**Problem statement**
Find every line in the records below that holds the word "inre", and copy each one.

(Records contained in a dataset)
======
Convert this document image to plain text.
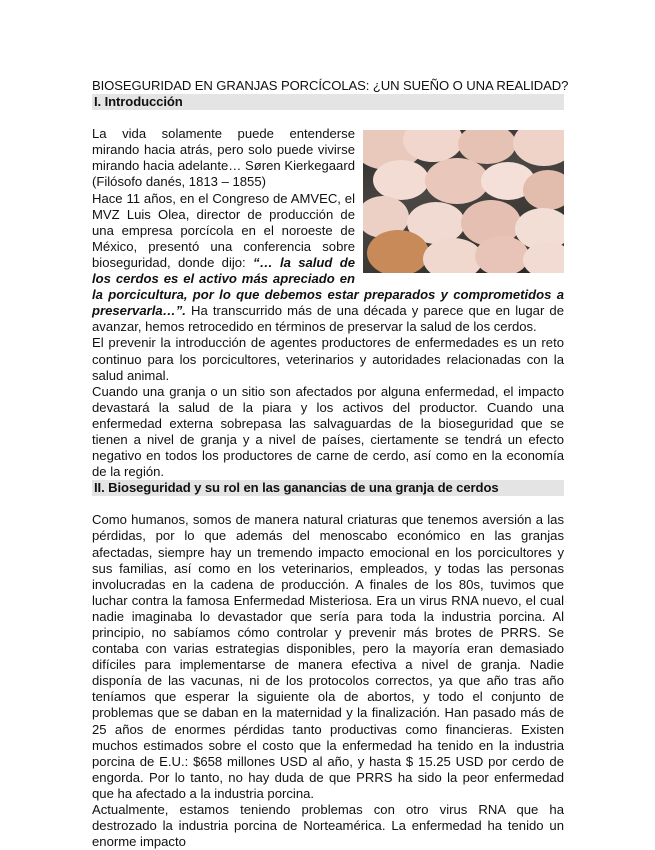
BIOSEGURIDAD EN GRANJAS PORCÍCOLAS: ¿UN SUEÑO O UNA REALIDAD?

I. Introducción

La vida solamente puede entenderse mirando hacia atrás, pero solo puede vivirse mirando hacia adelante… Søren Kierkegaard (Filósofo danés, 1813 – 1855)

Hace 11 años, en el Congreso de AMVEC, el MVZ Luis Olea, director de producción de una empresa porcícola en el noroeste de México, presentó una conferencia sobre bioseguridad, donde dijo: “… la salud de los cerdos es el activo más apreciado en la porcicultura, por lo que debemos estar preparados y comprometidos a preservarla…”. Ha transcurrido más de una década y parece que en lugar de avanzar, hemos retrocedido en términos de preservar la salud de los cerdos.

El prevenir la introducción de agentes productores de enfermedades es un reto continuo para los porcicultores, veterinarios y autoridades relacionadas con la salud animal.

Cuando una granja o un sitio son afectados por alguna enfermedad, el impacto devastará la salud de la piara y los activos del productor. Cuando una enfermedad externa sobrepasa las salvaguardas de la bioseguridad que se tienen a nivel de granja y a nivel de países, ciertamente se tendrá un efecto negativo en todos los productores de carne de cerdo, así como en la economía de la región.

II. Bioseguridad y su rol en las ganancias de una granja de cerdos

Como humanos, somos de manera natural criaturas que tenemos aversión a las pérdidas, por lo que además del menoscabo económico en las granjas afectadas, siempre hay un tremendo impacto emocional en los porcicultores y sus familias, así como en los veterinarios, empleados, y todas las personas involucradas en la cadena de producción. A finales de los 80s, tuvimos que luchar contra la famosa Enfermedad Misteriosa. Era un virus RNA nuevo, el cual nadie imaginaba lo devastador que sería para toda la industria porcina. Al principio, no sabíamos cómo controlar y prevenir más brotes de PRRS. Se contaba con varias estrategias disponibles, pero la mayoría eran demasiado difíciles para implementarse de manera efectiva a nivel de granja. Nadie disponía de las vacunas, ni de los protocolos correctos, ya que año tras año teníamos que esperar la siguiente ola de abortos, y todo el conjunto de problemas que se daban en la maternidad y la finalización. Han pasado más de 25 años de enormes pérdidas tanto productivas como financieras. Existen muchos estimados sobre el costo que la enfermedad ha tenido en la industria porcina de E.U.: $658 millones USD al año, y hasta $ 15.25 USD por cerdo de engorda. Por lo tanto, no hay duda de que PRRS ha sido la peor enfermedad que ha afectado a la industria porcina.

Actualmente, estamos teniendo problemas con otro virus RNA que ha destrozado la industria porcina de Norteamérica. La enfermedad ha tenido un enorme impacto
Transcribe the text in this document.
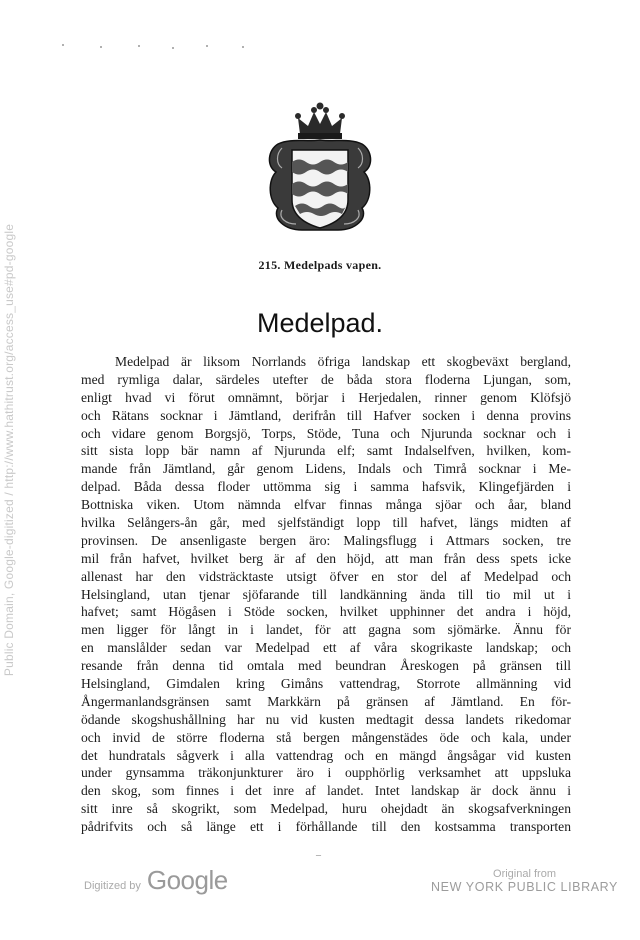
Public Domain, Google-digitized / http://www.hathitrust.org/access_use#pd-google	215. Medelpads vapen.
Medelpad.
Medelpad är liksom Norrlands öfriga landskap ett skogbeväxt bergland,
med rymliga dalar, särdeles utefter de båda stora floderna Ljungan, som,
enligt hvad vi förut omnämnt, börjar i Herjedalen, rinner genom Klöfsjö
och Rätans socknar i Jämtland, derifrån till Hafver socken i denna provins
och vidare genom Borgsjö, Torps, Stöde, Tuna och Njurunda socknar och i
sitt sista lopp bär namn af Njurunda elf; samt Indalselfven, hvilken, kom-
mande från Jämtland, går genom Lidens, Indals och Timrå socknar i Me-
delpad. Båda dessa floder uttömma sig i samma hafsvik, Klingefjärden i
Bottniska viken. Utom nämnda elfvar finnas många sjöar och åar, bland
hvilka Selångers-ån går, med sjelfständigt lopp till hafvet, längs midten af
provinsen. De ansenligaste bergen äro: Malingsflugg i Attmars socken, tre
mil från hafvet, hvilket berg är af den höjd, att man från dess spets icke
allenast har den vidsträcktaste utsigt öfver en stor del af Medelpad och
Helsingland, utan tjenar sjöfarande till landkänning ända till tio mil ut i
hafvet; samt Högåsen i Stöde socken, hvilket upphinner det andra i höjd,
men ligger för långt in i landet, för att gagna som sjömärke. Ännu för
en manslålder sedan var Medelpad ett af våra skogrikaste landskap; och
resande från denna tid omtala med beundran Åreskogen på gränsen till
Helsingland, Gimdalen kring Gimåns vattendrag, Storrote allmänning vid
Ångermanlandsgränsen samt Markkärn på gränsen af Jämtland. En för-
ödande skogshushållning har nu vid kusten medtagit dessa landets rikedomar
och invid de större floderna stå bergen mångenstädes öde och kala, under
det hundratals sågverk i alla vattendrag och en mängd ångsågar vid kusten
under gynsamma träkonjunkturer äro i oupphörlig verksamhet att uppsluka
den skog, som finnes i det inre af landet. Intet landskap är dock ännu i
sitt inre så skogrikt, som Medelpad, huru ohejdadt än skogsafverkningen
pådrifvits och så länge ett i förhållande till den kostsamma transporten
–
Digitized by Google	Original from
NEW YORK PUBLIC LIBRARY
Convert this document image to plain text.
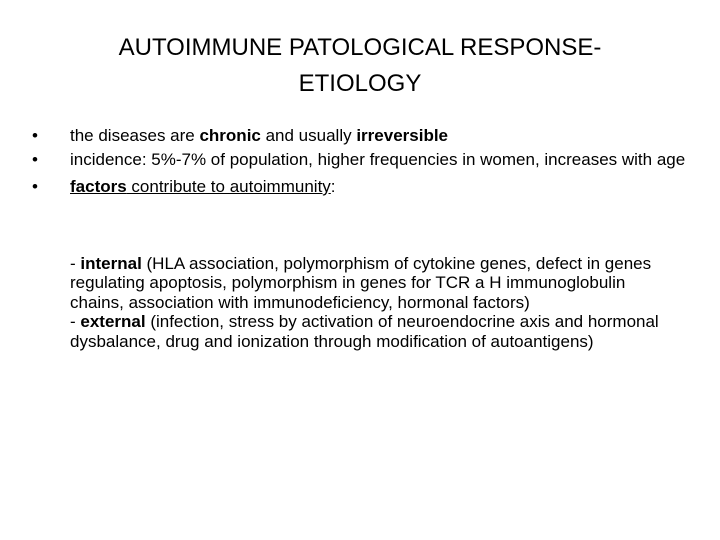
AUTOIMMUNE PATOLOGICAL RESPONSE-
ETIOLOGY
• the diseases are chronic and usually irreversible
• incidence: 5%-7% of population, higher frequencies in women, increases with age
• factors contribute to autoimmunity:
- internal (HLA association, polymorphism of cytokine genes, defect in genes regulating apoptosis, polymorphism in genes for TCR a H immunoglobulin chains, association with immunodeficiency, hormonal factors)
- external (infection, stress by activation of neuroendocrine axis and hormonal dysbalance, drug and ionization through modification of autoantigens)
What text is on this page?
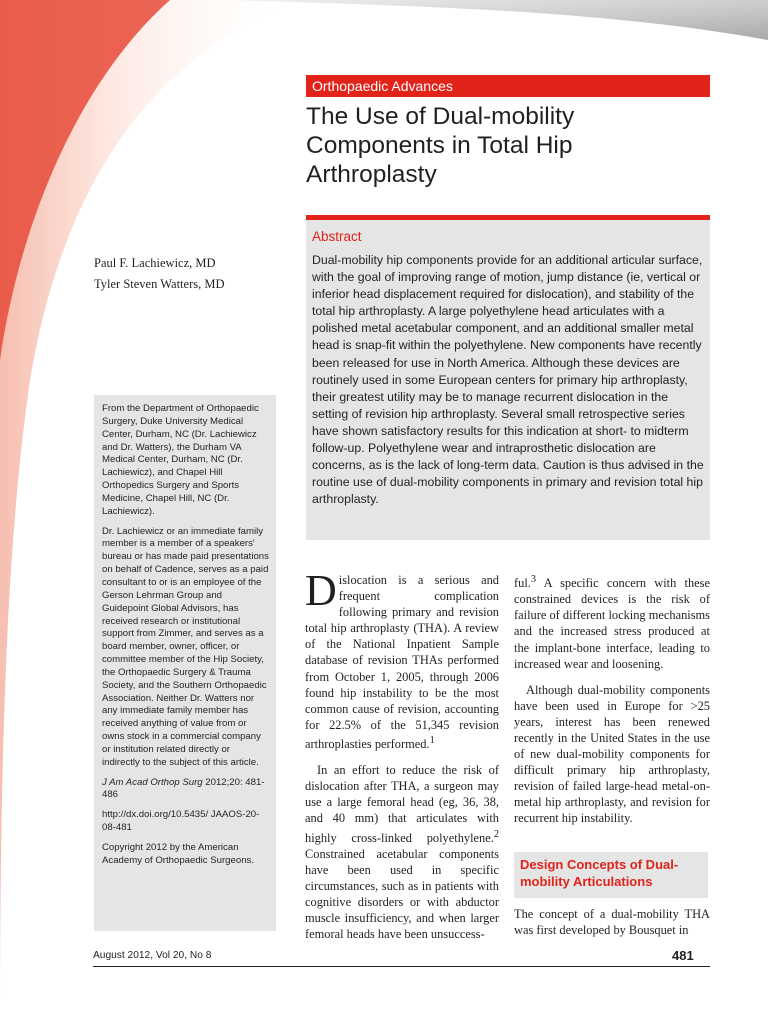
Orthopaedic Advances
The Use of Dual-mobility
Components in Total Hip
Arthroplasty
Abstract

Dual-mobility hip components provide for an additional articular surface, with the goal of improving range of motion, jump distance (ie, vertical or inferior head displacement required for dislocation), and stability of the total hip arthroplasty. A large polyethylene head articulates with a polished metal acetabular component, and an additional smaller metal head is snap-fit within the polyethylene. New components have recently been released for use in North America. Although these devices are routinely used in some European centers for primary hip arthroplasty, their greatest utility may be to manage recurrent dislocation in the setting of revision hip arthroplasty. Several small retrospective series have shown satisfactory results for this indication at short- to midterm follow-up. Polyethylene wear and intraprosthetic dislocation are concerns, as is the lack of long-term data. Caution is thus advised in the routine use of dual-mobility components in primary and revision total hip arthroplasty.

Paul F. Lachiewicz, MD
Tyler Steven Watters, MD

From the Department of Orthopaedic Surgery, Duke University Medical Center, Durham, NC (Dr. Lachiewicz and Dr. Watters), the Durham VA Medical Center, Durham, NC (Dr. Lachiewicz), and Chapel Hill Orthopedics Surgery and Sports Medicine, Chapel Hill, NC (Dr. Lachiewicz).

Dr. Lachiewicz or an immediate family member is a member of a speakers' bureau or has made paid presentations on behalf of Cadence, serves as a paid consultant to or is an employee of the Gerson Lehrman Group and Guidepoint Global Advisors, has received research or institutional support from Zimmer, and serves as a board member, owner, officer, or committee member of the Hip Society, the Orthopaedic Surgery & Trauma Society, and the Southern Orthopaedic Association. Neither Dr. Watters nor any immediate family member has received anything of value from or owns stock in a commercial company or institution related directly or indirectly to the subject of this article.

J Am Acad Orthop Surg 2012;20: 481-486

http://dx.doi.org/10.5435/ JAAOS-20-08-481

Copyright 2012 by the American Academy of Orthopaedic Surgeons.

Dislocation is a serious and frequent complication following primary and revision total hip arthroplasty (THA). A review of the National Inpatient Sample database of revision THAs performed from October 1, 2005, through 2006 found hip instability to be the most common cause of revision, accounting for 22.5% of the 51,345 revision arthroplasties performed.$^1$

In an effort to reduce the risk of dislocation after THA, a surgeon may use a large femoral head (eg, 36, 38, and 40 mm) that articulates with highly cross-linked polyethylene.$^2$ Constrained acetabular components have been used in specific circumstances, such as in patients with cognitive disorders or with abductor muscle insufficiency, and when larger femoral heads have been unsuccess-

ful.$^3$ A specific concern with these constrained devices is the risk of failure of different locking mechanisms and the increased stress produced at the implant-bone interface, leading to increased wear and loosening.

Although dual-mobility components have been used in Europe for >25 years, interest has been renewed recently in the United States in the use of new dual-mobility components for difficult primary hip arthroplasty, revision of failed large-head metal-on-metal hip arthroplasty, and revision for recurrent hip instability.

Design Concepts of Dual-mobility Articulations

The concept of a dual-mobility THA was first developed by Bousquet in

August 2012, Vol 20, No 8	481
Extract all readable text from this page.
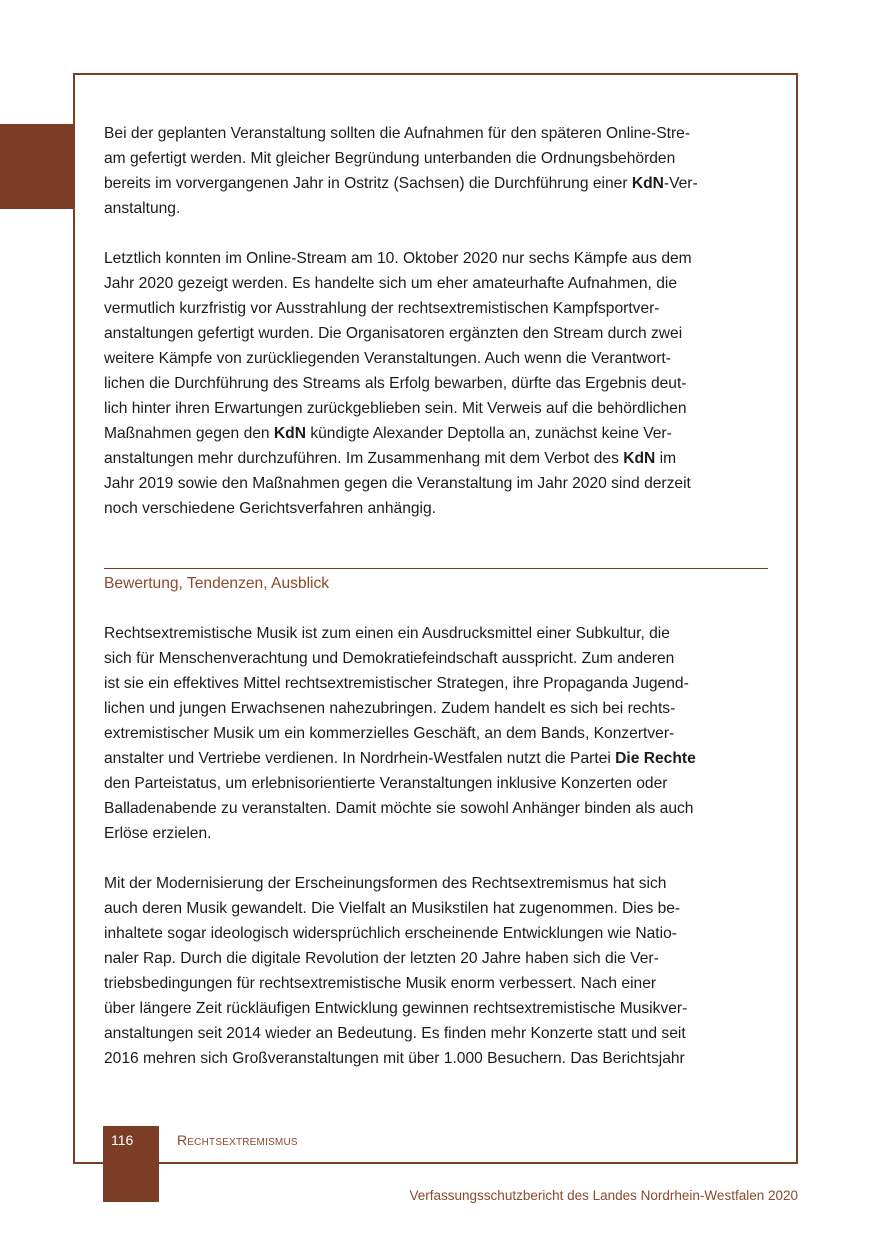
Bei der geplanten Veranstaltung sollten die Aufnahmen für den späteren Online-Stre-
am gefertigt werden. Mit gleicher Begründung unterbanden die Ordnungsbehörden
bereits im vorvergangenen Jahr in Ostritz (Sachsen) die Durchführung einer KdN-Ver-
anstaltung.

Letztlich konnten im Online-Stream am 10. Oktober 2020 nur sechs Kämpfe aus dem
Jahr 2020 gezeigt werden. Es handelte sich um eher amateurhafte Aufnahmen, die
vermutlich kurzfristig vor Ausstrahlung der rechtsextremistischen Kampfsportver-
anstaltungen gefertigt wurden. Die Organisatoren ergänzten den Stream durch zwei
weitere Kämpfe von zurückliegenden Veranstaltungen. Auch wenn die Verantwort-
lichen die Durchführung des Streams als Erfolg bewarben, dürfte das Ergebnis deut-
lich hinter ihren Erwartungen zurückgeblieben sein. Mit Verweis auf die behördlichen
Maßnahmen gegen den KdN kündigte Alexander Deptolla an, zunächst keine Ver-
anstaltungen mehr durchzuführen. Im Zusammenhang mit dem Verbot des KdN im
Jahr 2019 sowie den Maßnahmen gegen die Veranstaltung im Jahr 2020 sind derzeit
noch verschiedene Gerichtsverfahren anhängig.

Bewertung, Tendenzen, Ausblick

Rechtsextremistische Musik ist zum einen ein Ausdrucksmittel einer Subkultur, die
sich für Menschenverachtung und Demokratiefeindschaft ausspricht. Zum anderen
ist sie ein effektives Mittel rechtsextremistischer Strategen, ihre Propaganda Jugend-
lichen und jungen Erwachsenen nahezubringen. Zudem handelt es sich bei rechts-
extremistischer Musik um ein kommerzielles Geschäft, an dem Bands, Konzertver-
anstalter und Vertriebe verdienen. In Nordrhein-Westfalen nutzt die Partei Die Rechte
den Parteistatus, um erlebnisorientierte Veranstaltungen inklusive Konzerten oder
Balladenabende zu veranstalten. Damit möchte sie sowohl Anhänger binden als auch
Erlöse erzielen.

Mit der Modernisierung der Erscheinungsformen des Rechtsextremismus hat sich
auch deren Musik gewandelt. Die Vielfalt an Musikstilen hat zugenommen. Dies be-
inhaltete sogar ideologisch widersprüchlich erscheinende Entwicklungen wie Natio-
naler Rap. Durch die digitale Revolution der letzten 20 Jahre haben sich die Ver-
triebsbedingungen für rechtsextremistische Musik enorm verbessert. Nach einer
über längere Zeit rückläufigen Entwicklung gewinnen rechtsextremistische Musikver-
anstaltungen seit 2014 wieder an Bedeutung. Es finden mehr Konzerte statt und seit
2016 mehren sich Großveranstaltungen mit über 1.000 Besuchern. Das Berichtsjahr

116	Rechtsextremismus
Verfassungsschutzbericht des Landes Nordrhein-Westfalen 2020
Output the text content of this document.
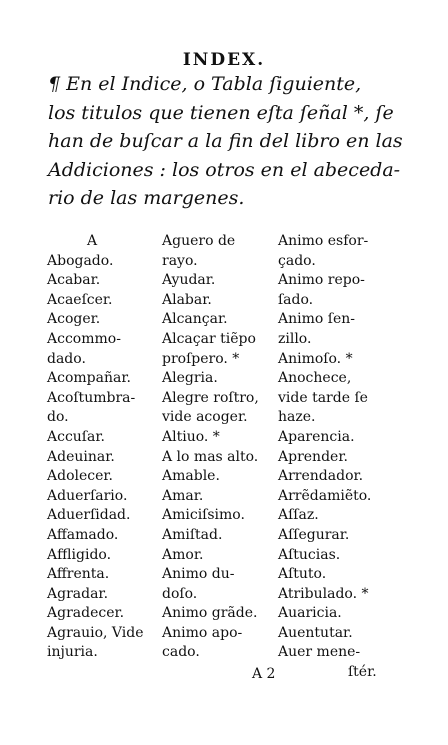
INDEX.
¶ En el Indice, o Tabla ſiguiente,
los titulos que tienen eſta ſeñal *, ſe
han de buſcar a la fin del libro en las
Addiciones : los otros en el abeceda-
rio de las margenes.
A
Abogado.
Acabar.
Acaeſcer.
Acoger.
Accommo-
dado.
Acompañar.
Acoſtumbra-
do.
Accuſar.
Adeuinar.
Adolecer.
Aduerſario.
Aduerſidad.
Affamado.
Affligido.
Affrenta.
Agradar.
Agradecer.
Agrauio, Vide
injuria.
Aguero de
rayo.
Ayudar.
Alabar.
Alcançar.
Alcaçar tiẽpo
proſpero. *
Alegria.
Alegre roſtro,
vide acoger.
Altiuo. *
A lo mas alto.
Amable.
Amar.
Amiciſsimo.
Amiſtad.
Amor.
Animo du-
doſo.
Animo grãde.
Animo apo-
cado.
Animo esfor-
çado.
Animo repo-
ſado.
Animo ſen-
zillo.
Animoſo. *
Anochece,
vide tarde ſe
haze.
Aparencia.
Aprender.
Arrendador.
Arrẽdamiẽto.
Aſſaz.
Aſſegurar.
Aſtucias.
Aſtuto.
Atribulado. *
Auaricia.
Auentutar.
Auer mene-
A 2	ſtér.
======
**Solved problem**
den skog, som finnes i det inre af landet. Intet landskap är dock ännu i
sitt inre så skogrikt, som Medelpad, huru ohejdadt än skogsafverkningen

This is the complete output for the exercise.